Enunciado:
Imprima, sem nenhuma alteração, todas as linhas de cada um dos itens abaixo.

[Alguns itens]
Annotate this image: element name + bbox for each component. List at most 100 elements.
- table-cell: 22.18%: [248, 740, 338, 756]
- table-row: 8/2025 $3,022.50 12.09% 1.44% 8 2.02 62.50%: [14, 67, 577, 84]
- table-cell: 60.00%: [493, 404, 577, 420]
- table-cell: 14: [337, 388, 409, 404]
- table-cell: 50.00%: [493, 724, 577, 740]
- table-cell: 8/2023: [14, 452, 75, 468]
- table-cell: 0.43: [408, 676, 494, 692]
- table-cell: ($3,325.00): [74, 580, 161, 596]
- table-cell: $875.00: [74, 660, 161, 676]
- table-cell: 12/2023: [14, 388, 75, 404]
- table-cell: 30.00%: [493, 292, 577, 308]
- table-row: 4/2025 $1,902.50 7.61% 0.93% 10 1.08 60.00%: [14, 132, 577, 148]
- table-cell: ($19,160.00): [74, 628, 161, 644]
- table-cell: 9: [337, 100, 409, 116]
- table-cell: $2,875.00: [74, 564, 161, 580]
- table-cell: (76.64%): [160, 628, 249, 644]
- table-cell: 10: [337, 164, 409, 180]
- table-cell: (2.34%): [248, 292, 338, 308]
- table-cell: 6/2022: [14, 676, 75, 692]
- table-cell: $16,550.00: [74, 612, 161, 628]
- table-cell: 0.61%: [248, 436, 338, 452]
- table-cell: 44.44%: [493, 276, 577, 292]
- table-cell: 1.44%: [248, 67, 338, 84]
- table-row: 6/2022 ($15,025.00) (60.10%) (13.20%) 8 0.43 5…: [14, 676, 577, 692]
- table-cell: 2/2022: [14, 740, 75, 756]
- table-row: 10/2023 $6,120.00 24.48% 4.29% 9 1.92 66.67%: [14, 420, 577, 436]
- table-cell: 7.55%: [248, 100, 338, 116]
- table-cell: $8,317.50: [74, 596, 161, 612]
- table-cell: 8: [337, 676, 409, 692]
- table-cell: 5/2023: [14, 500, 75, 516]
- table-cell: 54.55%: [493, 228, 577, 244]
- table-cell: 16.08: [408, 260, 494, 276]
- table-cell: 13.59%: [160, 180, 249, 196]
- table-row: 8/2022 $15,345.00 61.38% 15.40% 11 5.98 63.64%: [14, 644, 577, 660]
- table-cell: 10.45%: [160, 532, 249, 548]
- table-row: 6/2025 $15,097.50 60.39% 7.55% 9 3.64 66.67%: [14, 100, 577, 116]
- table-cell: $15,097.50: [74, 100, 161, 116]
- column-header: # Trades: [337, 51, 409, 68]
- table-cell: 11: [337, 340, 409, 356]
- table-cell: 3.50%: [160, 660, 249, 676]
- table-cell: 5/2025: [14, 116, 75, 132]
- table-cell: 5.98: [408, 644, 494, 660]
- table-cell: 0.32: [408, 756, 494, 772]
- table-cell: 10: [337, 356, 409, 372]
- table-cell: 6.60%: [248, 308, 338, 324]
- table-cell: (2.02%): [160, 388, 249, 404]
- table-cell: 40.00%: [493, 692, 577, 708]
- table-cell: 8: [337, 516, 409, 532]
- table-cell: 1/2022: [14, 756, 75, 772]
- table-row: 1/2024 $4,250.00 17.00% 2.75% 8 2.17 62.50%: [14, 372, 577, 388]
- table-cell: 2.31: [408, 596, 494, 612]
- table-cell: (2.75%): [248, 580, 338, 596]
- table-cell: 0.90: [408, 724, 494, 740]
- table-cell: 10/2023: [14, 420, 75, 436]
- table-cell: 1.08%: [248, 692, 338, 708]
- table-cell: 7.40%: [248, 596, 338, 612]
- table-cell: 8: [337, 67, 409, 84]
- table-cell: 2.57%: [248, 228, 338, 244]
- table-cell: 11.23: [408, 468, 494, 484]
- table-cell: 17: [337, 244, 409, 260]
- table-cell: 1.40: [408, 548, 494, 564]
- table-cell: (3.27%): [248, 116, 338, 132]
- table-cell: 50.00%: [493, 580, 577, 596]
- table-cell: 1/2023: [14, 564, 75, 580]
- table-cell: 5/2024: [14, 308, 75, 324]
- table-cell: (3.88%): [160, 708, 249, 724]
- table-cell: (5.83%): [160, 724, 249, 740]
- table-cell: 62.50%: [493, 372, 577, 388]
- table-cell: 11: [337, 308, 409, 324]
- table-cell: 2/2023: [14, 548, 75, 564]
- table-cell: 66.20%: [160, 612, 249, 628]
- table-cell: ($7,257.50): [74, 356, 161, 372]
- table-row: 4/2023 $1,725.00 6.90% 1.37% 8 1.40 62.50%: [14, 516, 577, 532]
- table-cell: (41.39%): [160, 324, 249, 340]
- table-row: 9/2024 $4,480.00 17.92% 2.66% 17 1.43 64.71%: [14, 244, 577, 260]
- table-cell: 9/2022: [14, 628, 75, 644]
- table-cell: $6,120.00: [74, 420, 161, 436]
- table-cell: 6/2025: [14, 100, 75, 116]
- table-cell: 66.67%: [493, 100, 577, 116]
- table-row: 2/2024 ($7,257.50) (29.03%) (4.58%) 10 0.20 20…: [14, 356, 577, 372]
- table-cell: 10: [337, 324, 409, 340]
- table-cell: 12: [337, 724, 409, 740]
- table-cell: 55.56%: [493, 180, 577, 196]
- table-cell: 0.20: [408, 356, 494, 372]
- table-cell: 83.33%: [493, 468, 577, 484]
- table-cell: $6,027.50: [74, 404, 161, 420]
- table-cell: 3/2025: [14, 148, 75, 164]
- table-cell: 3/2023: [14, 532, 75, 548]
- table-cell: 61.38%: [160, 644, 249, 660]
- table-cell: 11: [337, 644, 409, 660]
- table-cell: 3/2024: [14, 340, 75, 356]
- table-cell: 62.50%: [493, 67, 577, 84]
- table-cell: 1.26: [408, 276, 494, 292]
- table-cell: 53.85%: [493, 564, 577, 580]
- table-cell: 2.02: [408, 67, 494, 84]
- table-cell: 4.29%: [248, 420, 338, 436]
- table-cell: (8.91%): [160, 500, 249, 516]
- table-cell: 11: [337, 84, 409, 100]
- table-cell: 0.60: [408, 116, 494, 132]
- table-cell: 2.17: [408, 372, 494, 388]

Resposta da tarefa:
Annotate this image: element name + bbox for each component. List at most 100 elements.
- table-cell: 22.18%: [248, 740, 338, 756]
- table-row: 8/2025 $3,022.50 12.09% 1.44% 8 2.02 62.50%: [14, 67, 577, 84]
- table-cell: 60.00%: [493, 404, 577, 420]
- table-cell: 14: [337, 388, 409, 404]
- table-cell: 50.00%: [493, 724, 577, 740]
- table-cell: 8/2023: [14, 452, 75, 468]
- table-cell: 0.43: [408, 676, 494, 692]
- table-cell: ($3,325.00): [74, 580, 161, 596]
- table-cell: $875.00: [74, 660, 161, 676]
- table-cell: 12/2023: [14, 388, 75, 404]
- table-cell: 30.00%: [493, 292, 577, 308]
- table-row: 4/2025 $1,902.50 7.61% 0.93% 10 1.08 60.00%: [14, 132, 577, 148]
- table-cell: ($19,160.00): [74, 628, 161, 644]
- table-cell: 9: [337, 100, 409, 116]
- table-cell: $2,875.00: [74, 564, 161, 580]
- table-cell: (76.64%): [160, 628, 249, 644]
- table-cell: 10: [337, 164, 409, 180]
- table-cell: (2.34%): [248, 292, 338, 308]
- table-cell: 6/2022: [14, 676, 75, 692]
- table-cell: $16,550.00: [74, 612, 161, 628]
- table-cell: 0.61%: [248, 436, 338, 452]
- table-cell: 44.44%: [493, 276, 577, 292]
- table-cell: 1.44%: [248, 67, 338, 84]
- table-row: 6/2022 ($15,025.00) (60.10%) (13.20%) 8 0.43 5…: [14, 676, 577, 692]
- table-cell: 2/2022: [14, 740, 75, 756]
- table-row: 10/2023 $6,120.00 24.48% 4.29% 9 1.92 66.67%: [14, 420, 577, 436]
- table-cell: 7.55%: [248, 100, 338, 116]
- table-cell: $8,317.50: [74, 596, 161, 612]
- table-cell: 8: [337, 676, 409, 692]
- table-cell: 5/2023: [14, 500, 75, 516]
- table-cell: 54.55%: [493, 228, 577, 244]
- table-cell: 16.08: [408, 260, 494, 276]
- table-cell: 13.59%: [160, 180, 249, 196]
- table-row: 8/2022 $15,345.00 61.38% 15.40% 11 5.98 63.64%: [14, 644, 577, 660]
- table-cell: 10.45%: [160, 532, 249, 548]
- table-row: 6/2025 $15,097.50 60.39% 7.55% 9 3.64 66.67%: [14, 100, 577, 116]
- table-cell: $15,097.50: [74, 100, 161, 116]
- column-header: # Trades: [337, 51, 409, 68]
- table-cell: 11: [337, 340, 409, 356]
- table-cell: 3.50%: [160, 660, 249, 676]
- table-cell: 5/2025: [14, 116, 75, 132]
- table-cell: 5.98: [408, 644, 494, 660]
- table-cell: 0.32: [408, 756, 494, 772]
- table-cell: 10: [337, 356, 409, 372]
- table-cell: 6.60%: [248, 308, 338, 324]
- table-cell: (2.02%): [160, 388, 249, 404]
- table-cell: 40.00%: [493, 692, 577, 708]
- table-cell: 8: [337, 516, 409, 532]
- table-cell: 1/2022: [14, 756, 75, 772]
- table-row: 1/2024 $4,250.00 17.00% 2.75% 8 2.17 62.50%: [14, 372, 577, 388]
- table-cell: 2.31: [408, 596, 494, 612]
- table-cell: (2.75%): [248, 580, 338, 596]
- table-cell: 0.90: [408, 724, 494, 740]
- table-cell: 10/2023: [14, 420, 75, 436]
- table-cell: 1.08%: [248, 692, 338, 708]
- table-cell: 7.40%: [248, 596, 338, 612]
- table-cell: 8: [337, 67, 409, 84]
- table-cell: 2.57%: [248, 228, 338, 244]
- table-cell: 11.23: [408, 468, 494, 484]
- table-cell: 17: [337, 244, 409, 260]
- table-cell: 1.40: [408, 548, 494, 564]
- table-cell: (3.27%): [248, 116, 338, 132]
- table-cell: 50.00%: [493, 580, 577, 596]
- table-cell: 1/2023: [14, 564, 75, 580]
- table-cell: 5/2024: [14, 308, 75, 324]
- table-cell: (3.88%): [160, 708, 249, 724]
- table-cell: (5.83%): [160, 724, 249, 740]
- table-cell: 62.50%: [493, 372, 577, 388]
- table-cell: 11: [337, 308, 409, 324]
- table-cell: 2/2023: [14, 548, 75, 564]
- table-cell: 66.20%: [160, 612, 249, 628]
- table-cell: ($7,257.50): [74, 356, 161, 372]
- table-row: 4/2023 $1,725.00 6.90% 1.37% 8 1.40 62.50%: [14, 516, 577, 532]
- table-cell: (41.39%): [160, 324, 249, 340]
- table-row: 9/2024 $4,480.00 17.92% 2.66% 17 1.43 64.71%: [14, 244, 577, 260]
- table-cell: 9/2022: [14, 628, 75, 644]
- table-cell: $6,120.00: [74, 420, 161, 436]
- table-cell: 6/2025: [14, 100, 75, 116]
- table-cell: 66.67%: [493, 100, 577, 116]
- table-row: 2/2024 ($7,257.50) (29.03%) (4.58%) 10 0.20 20…: [14, 356, 577, 372]
- table-cell: 10: [337, 324, 409, 340]
- table-cell: 12: [337, 724, 409, 740]
- table-cell: 55.56%: [493, 180, 577, 196]
- table-cell: 0.20: [408, 356, 494, 372]
- table-cell: 83.33%: [493, 468, 577, 484]
- table-cell: $6,027.50: [74, 404, 161, 420]
- table-cell: 3/2025: [14, 148, 75, 164]
- table-cell: 3/2023: [14, 532, 75, 548]
- table-cell: 61.38%: [160, 644, 249, 660]
- table-cell: 11: [337, 644, 409, 660]
- table-cell: 3/2024: [14, 340, 75, 356]
- table-cell: 62.50%: [493, 67, 577, 84]
- table-cell: 1.26: [408, 276, 494, 292]
- table-cell: 53.85%: [493, 564, 577, 580]
- table-cell: 2.02: [408, 67, 494, 84]
- table-cell: 4.29%: [248, 420, 338, 436]
- table-cell: (8.91%): [160, 500, 249, 516]
- table-cell: 11: [337, 84, 409, 100]
- table-cell: 0.60: [408, 116, 494, 132]
- table-cell: 2.17: [408, 372, 494, 388]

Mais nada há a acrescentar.